* Work to complete
1. Summarize the forum thread in two sentences.
2. In the forum thread, what does T-Man give as his next step?
====== Passage ======
Sorry T-man, yes I forgot the comma. I laughed pretty hard after reading it they way you did at first! Sorry, I post on my phone and the autocorect screws up things. Especially names. There is an extra punctuation later in the paragraph, though I don't think that helps! I had to read it 3 times before I saw it the way you did! Sorry man!


----------



## T-Man (May 16, 2008)

It was good for a laugh.

A toaster is complicated, today they have an electronic latch that can be used as a block signal. I have one on the self it blew up something but I did get it to work once before.


With 5 amp diodes it should be ok for G scale. How about bulbs? What voltage do they use. Will 14.4 be fine?? I need the lamps on each end as resistors to signal the circuit.


----------



## T-Man (May 16, 2008)

*Dallee Videos*

Well I went to You Tube and watched a few videos they produced. I t reads like my history in electronics. A 12 volt filtered power supply. Led lights in cars and a reverse unit. Theirs is mass produced and professionally made. Mine just works, usually. They did have some electronic reverse units too. 

They are ahead of me on track detection. I am using a Paisley circuit with updated optioisolaters. If I ever find the time. 

I wonder how much more of this type of work I will see. The owner of this unit was overwhelmed by the complexity which is where I fit in. I am really getting interested to see this thing work a G scale set outside. 

The videos commented on the ease of their directions. Considering I warped and tackled one of their more complex items, I did not do too badly. I probably would of understood more if I worked with one board at a time and not on group of four.


They do look cool laid out. I have seen Digitrax wiring on other layouts, that resembles what I did. It gave me some inspiration. 

The next step is to wire the G Scale Track sections.


----------



## sjm9911 (Dec 20, 2012)

Progress!


----------



## T-Man (May 16, 2008)

This is the G scale link. I get to set up the actual train for a display this fall. I still owe a video. My next step is to wire the track sections.


----------
====== Extracted information ======
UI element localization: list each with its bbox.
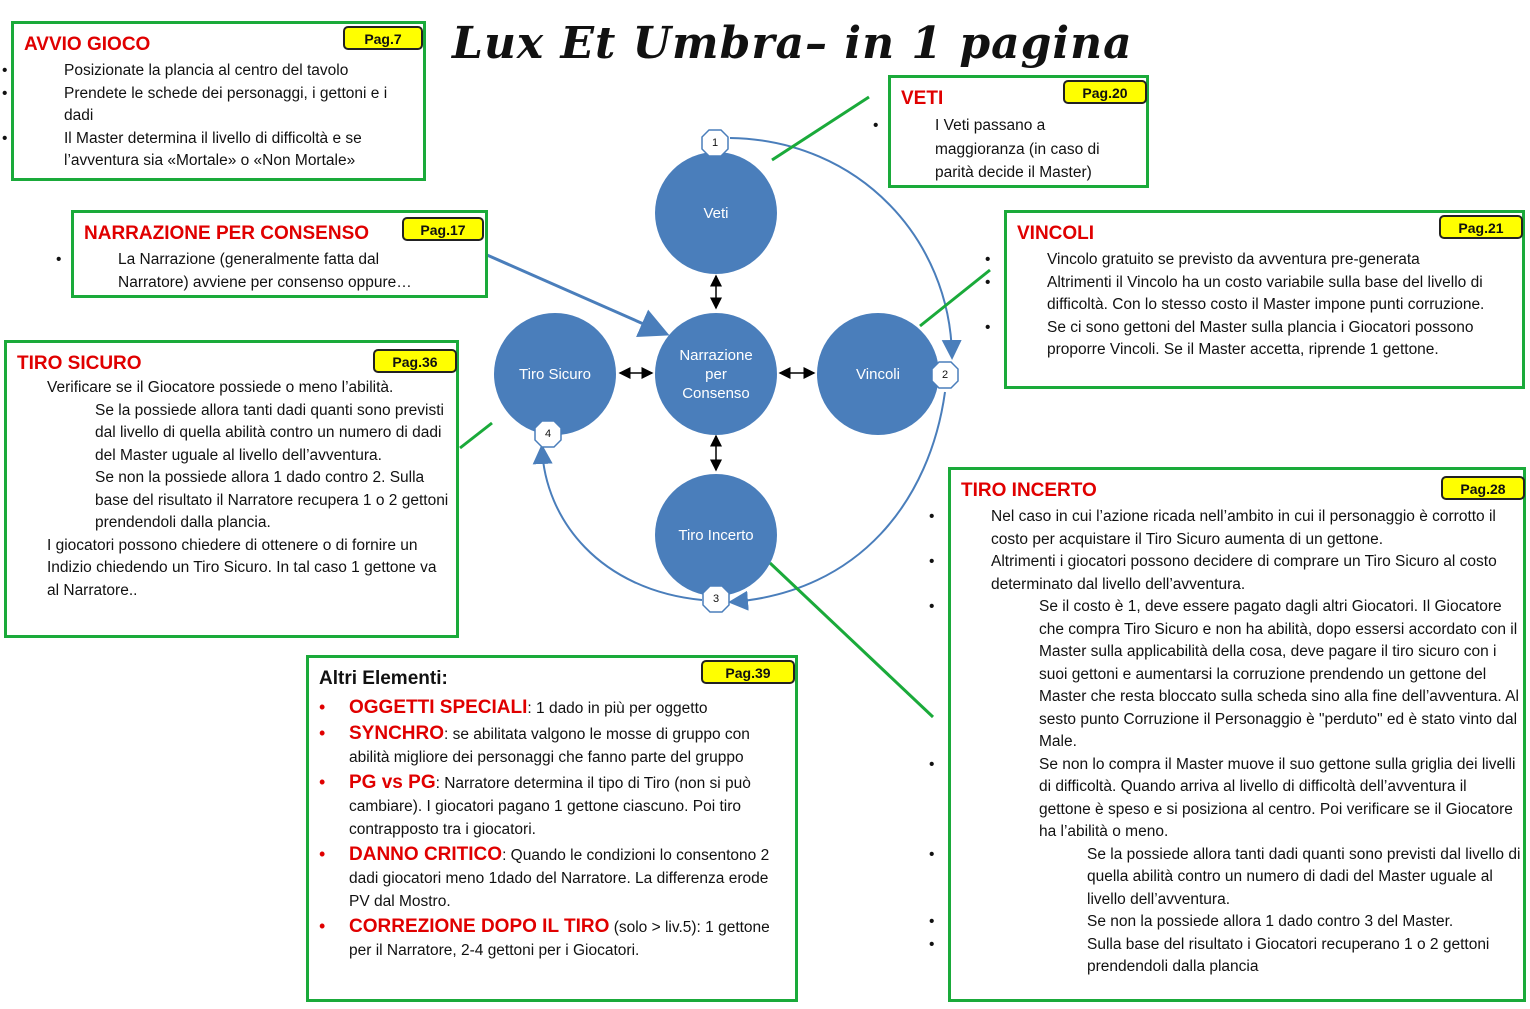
tiro-incerto-page-tag: Pag.28	[1441, 476, 1525, 500]
node-vincoli: Vincoli	[817, 313, 939, 435]
altri-title: Altri Elementi:	[319, 668, 448, 689]
cycle-arc-1-2	[729, 137, 962, 360]
tiro-incerto-subsubitem: Se non la possiede allora 1 dado contro …	[929, 911, 1521, 934]
veti-title: VETI	[901, 88, 944, 109]
avvio-gioco-box: AVVIO GIOCO Pag.7 Posizionate la plancia…	[2, 21, 426, 181]
vincoli-item: Altrimenti il Vincolo ha un costo variab…	[985, 272, 1517, 317]
cycle-arc-2-3	[728, 391, 946, 611]
veti-box: VETI Pag.20 I Veti passano a maggioranza…	[873, 75, 1149, 188]
cycle-arc-3-4	[532, 444, 703, 601]
tiro-sicuro-item: Verificare se il Giocatore possiede o me…	[11, 377, 451, 400]
tiro-sicuro-item: I giocatori possono chiedere di ottenere…	[11, 535, 451, 603]
tiro-incerto-item: Altrimenti i giocatori possono decidere …	[929, 551, 1521, 596]
tiro-incerto-item: Nel caso in cui l’azione ricada nell’amb…	[929, 506, 1521, 551]
tiro-incerto-subitem: Se non lo compra il Master muove il suo …	[929, 754, 1521, 844]
veti-item: I Veti passano a maggioranza (in caso di…	[873, 114, 1121, 185]
narrazione-page-tag: Pag.17	[402, 217, 484, 241]
avvio-title: AVVIO GIOCO	[24, 34, 151, 55]
node-veti: Veti	[655, 152, 777, 274]
vincoli-item: Se ci sono gettoni del Master sulla plan…	[985, 317, 1517, 362]
node-narrazione: Narrazione per Consenso	[655, 313, 777, 435]
altri-item: PG vs PG: Narratore determina il tipo di…	[311, 771, 789, 841]
node-tiro-incerto: Tiro Incerto	[655, 474, 777, 596]
tiro-sicuro-title: TIRO SICURO	[17, 353, 142, 374]
vincoli-page-tag: Pag.21	[1439, 215, 1523, 239]
node-tiro-sicuro: Tiro Sicuro	[494, 313, 616, 435]
vincoli-item: Vincolo gratuito se previsto da avventur…	[985, 249, 1517, 272]
altri-page-tag: Pag.39	[701, 660, 795, 684]
narrazione-item: La Narrazione (generalmente fatta dal Na…	[56, 249, 452, 294]
narrazione-box: NARRAZIONE PER CONSENSO Pag.17 La Narraz…	[56, 210, 488, 298]
altri-elementi-box: Altri Elementi: Pag.39 OGGETTI SPECIALI:…	[306, 655, 798, 1002]
page-title: Lux Et Umbra– in 1 pagina	[452, 18, 1133, 69]
narrazione-arrow	[486, 253, 670, 338]
step-1-marker: 1	[701, 129, 729, 157]
narrazione-title: NARRAZIONE PER CONSENSO	[84, 223, 370, 244]
altri-item: OGGETTI SPECIALI: 1 dado in più per ogge…	[311, 696, 789, 720]
tiro-sicuro-box: TIRO SICURO Pag.36 Verificare se il Gioc…	[4, 340, 459, 638]
tiro-sicuro-page-tag: Pag.36	[373, 349, 457, 373]
avvio-page-tag: Pag.7	[343, 26, 423, 50]
step-2-marker: 2	[931, 361, 959, 389]
tiro-incerto-title: TIRO INCERTO	[961, 480, 1097, 501]
step-4-marker: 4	[534, 420, 562, 448]
tiro-incerto-subsubitem: Sulla base del risultato i Giocatori rec…	[929, 934, 1521, 979]
avvio-item: Il Master determina il livello di diffic…	[2, 128, 404, 173]
altri-item: CORREZIONE DOPO IL TIRO (solo > liv.5): …	[311, 915, 789, 962]
vincoli-box: VINCOLI Pag.21 Vincolo gratuito se previ…	[985, 210, 1525, 389]
vincoli-title: VINCOLI	[1017, 223, 1095, 244]
avvio-item: Posizionate la plancia al centro del tav…	[2, 60, 404, 83]
tiro-incerto-subitem: Se il costo è 1, deve essere pagato dagl…	[929, 596, 1521, 754]
tiro-sicuro-subitem: Se la possiede allora tanti dadi quanti …	[11, 400, 451, 468]
altri-item: DANNO CRITICO: Quando le condizioni lo c…	[311, 843, 789, 913]
altri-item: SYNCHRO: se abilitata valgono le mosse d…	[311, 722, 789, 769]
tiro-incerto-subsubitem: Se la possiede allora tanti dadi quanti …	[929, 844, 1521, 912]
step-3-marker: 3	[702, 585, 730, 613]
avvio-item: Prendete le schede dei personaggi, i get…	[2, 83, 404, 128]
tiro-incerto-box: TIRO INCERTO Pag.28 Nel caso in cui l’az…	[929, 467, 1526, 1002]
veti-page-tag: Pag.20	[1063, 80, 1147, 104]
tiro-sicuro-subitem: Se non la possiede allora 1 dado contro …	[11, 467, 451, 535]
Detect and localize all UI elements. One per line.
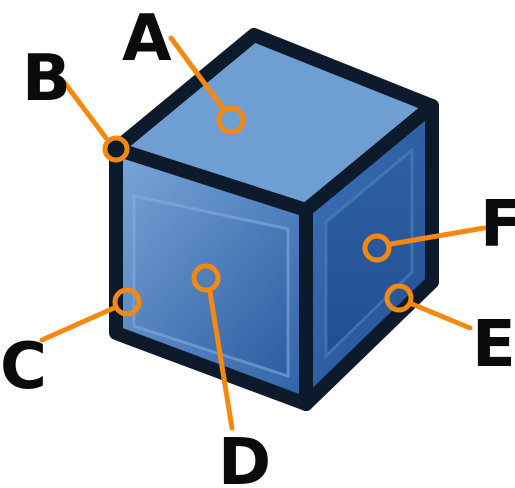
callout-d-leader xyxy=(207,289,235,431)
callout-e-leader xyxy=(409,301,473,331)
callout-c-leader xyxy=(39,305,117,343)
callout-a-leader xyxy=(168,35,225,110)
callout-e: E xyxy=(384,283,515,382)
callout-d: D xyxy=(191,263,271,488)
cube-front-inner-panel xyxy=(132,194,290,379)
callout-f-letter: F xyxy=(480,188,515,262)
callout-f: F xyxy=(362,188,515,263)
callout-b: B xyxy=(22,42,130,163)
callout-a: A xyxy=(122,2,246,135)
callout-c-letter: C xyxy=(0,330,47,404)
callout-e-letter: E xyxy=(472,308,515,382)
callout-c-marker xyxy=(112,287,142,317)
callout-f-marker xyxy=(362,233,392,263)
callout-b-marker xyxy=(102,135,130,163)
callout-d-letter: D xyxy=(218,426,271,488)
callout-a-letter: A xyxy=(122,2,172,76)
cube-side-inner-panel xyxy=(324,146,414,360)
callout-e-marker xyxy=(384,283,414,313)
callout-b-leader xyxy=(61,79,109,141)
cube xyxy=(109,28,439,411)
callout-c: C xyxy=(0,287,142,404)
callout-a-marker xyxy=(216,105,246,135)
callout-b-letter: B xyxy=(22,42,71,116)
callout-d-marker xyxy=(191,263,221,293)
callout-f-leader xyxy=(388,225,487,247)
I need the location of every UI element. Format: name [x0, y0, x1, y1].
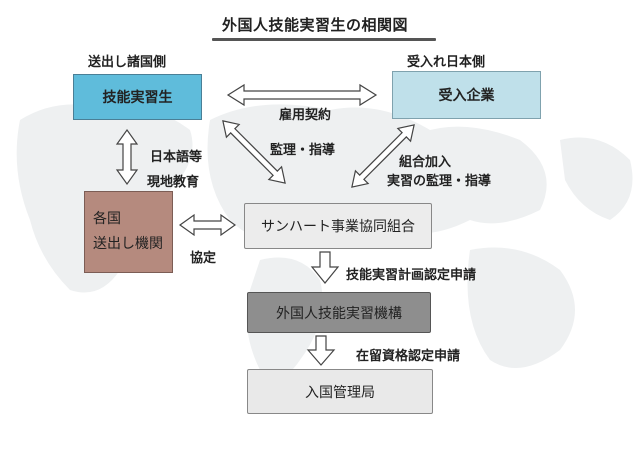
======
* Solutions for each task
1. After watching Dallee's YouTube videos, T-Man finds that their mass-produced products mirror his own electronics work, such as a 12-volt filtered power supply, LED lights in cars, and a reverse unit, though they are ahead of him on track detection. He says his next step is to wire the G scale track sections, and he will set up the actual train for a display this fall.

2. He plans to wire the G scale track sections.